:: RECORD EXTRACTS ::
↓↓↓
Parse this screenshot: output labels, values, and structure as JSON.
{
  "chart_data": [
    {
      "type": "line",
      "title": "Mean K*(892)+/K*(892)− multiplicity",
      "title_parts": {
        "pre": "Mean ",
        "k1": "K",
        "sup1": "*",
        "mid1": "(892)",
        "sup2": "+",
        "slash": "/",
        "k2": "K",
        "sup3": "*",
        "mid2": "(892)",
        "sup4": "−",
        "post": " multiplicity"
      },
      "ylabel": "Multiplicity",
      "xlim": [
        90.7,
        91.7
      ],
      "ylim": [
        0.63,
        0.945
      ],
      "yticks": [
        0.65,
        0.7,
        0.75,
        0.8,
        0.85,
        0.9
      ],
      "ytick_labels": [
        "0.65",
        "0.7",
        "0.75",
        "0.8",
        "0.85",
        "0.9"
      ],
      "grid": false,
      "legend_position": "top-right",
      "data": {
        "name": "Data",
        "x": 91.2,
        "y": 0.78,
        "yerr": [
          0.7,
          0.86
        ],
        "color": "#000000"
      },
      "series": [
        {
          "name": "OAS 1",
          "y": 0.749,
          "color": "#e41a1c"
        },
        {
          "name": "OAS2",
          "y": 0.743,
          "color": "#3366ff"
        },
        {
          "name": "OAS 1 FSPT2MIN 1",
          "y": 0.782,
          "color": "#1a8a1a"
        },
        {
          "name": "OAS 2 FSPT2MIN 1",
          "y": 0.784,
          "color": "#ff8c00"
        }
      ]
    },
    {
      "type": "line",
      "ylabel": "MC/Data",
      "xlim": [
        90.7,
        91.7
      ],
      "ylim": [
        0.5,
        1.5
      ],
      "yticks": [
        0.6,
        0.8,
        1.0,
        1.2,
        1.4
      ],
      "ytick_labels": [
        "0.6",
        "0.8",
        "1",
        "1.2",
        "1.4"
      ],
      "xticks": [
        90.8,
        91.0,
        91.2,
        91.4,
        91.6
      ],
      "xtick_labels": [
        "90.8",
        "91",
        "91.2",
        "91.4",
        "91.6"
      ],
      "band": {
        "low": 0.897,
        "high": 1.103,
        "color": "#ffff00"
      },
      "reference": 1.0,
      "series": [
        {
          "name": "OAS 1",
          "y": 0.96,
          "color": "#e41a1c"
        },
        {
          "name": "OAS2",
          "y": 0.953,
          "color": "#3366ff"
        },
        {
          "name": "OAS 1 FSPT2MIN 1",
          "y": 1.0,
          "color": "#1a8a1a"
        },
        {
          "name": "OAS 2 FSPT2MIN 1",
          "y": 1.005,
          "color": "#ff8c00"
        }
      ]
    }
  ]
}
↑↑↑
↓↓↓
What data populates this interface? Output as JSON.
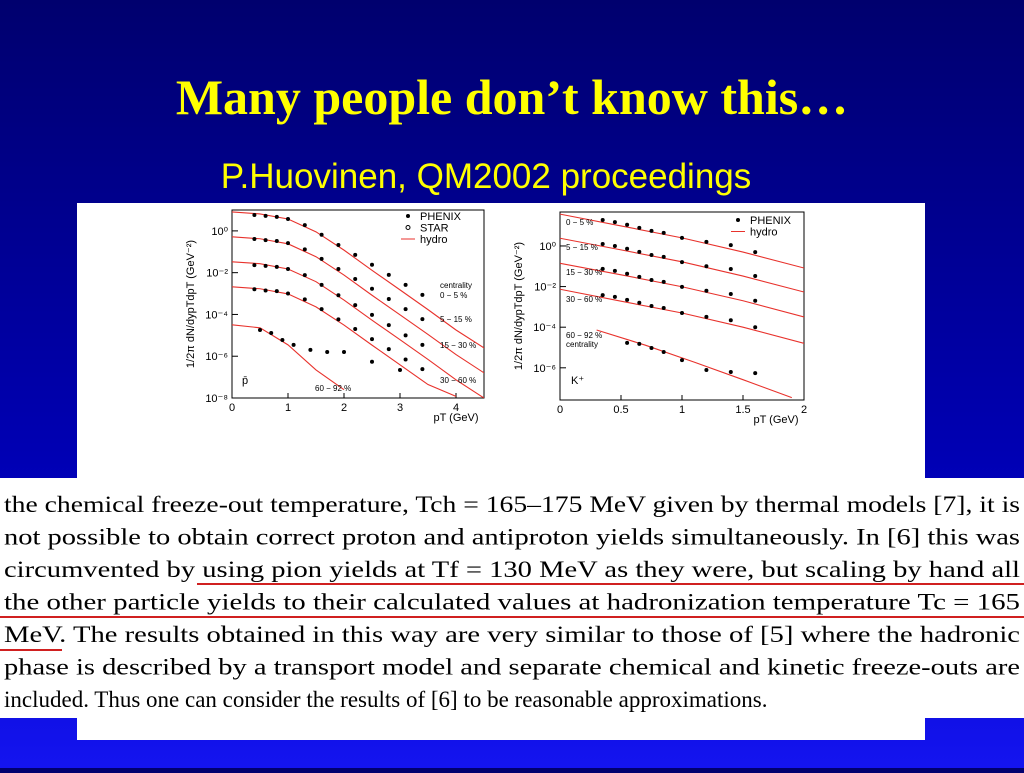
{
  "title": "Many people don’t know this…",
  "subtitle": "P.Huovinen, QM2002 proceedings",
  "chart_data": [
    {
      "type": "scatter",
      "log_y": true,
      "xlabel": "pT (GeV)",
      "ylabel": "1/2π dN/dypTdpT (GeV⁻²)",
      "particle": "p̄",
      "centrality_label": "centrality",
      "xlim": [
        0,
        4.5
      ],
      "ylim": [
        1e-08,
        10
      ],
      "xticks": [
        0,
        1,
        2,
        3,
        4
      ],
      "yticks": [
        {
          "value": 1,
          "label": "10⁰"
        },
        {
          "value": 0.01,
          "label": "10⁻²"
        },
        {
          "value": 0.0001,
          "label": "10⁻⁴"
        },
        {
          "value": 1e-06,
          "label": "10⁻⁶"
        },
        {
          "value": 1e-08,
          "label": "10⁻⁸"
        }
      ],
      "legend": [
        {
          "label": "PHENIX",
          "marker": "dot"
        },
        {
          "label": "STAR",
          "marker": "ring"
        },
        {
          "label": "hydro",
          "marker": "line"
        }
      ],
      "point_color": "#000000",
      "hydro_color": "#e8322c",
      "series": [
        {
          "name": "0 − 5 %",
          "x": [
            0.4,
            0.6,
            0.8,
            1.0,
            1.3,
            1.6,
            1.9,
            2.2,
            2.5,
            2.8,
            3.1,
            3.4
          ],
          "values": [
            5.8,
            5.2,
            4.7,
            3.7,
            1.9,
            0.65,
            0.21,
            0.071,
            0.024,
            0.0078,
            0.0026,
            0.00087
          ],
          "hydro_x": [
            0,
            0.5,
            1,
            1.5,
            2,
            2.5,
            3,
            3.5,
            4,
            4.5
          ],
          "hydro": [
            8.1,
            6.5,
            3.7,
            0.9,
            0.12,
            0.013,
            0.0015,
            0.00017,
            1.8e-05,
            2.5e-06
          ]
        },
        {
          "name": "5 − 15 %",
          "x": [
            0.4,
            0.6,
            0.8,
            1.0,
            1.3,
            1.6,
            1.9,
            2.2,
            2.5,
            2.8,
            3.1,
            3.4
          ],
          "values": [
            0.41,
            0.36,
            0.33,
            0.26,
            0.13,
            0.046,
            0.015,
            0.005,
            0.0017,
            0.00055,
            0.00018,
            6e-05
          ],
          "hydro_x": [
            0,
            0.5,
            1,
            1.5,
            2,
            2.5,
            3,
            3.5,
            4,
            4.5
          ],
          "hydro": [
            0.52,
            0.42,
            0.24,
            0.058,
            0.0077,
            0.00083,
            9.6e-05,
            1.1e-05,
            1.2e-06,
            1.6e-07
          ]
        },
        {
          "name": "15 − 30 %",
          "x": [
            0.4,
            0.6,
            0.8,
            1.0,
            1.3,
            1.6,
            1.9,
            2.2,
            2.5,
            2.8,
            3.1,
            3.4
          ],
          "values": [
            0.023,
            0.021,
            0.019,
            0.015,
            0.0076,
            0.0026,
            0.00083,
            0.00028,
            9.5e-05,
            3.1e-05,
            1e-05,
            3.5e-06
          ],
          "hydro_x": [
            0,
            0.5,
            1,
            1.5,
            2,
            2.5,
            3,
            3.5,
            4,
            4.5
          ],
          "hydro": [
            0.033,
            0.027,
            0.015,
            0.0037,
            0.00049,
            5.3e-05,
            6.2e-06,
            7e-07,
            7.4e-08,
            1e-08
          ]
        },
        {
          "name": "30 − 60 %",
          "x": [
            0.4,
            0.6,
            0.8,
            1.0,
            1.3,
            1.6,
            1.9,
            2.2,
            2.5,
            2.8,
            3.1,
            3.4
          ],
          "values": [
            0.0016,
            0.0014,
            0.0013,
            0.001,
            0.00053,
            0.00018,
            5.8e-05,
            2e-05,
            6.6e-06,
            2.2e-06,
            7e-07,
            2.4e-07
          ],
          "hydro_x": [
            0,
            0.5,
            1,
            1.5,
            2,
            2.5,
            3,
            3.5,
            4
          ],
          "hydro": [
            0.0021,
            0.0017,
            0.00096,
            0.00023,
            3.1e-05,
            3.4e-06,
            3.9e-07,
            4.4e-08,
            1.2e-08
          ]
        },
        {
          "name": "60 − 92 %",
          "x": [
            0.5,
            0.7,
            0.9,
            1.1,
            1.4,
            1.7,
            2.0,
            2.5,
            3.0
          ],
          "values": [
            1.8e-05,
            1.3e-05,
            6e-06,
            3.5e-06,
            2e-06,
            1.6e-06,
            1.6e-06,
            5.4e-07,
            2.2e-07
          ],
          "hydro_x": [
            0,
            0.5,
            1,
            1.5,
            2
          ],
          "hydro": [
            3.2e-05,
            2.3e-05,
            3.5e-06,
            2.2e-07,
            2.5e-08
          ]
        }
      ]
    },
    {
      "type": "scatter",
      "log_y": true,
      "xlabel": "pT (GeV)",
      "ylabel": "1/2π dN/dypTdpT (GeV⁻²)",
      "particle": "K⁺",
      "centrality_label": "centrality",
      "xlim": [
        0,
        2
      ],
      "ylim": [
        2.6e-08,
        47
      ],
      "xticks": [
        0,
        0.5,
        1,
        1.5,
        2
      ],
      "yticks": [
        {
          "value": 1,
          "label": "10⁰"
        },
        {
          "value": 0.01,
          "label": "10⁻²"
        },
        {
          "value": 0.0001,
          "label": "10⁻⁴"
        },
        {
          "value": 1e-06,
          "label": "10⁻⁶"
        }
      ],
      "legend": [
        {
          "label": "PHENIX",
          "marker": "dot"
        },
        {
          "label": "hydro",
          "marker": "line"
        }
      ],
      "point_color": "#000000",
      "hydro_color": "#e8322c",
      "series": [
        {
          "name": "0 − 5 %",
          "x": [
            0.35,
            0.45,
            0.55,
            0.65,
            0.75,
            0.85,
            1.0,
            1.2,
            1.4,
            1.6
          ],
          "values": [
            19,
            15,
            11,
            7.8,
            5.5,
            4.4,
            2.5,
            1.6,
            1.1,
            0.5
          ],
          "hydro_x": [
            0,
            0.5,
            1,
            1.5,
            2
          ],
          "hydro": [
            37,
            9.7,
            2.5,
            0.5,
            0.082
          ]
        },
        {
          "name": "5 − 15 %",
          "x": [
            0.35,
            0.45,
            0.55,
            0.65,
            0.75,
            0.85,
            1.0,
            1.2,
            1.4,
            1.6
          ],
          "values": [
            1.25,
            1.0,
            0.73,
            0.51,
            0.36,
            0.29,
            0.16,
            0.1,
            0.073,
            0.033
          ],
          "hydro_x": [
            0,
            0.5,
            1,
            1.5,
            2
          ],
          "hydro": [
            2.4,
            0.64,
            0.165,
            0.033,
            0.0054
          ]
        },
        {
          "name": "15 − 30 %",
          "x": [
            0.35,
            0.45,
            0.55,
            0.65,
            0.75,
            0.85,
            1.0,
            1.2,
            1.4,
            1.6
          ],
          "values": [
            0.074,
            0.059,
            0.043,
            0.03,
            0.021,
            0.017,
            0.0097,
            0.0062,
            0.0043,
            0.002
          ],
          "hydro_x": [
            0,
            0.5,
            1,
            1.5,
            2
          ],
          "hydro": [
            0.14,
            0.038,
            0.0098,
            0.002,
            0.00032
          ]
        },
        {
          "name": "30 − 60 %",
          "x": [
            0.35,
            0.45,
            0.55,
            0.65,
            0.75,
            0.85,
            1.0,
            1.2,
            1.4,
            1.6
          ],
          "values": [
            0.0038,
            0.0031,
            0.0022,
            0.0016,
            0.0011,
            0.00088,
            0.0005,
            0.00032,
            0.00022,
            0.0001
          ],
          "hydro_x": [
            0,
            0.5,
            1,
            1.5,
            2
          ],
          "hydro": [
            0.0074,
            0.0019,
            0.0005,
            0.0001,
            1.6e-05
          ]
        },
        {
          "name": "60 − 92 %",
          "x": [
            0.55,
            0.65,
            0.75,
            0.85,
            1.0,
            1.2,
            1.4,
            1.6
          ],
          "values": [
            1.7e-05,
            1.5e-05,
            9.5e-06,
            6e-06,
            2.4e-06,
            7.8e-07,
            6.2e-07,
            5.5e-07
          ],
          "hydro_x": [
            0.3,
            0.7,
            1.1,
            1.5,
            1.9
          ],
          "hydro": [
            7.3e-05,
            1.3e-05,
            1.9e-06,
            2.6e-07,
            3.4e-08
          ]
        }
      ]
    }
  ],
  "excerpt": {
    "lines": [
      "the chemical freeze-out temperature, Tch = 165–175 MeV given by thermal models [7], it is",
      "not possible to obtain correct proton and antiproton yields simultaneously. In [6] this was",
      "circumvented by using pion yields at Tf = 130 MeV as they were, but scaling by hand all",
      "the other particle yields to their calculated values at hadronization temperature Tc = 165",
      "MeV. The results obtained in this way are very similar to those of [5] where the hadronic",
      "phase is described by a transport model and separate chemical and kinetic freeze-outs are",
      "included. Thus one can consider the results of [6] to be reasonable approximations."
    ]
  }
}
↑↑↑
:: WHAT YOU WILL DO ::
Take every line that includes the string "chemical" and copy it.

:: OUTPUT OF THE TASK ::
      "the chemical freeze-out temperature, Tch = 165–175 MeV given by thermal models [7], it is",
      "phase is described by a transport model and separate chemical and kinetic freeze-outs are",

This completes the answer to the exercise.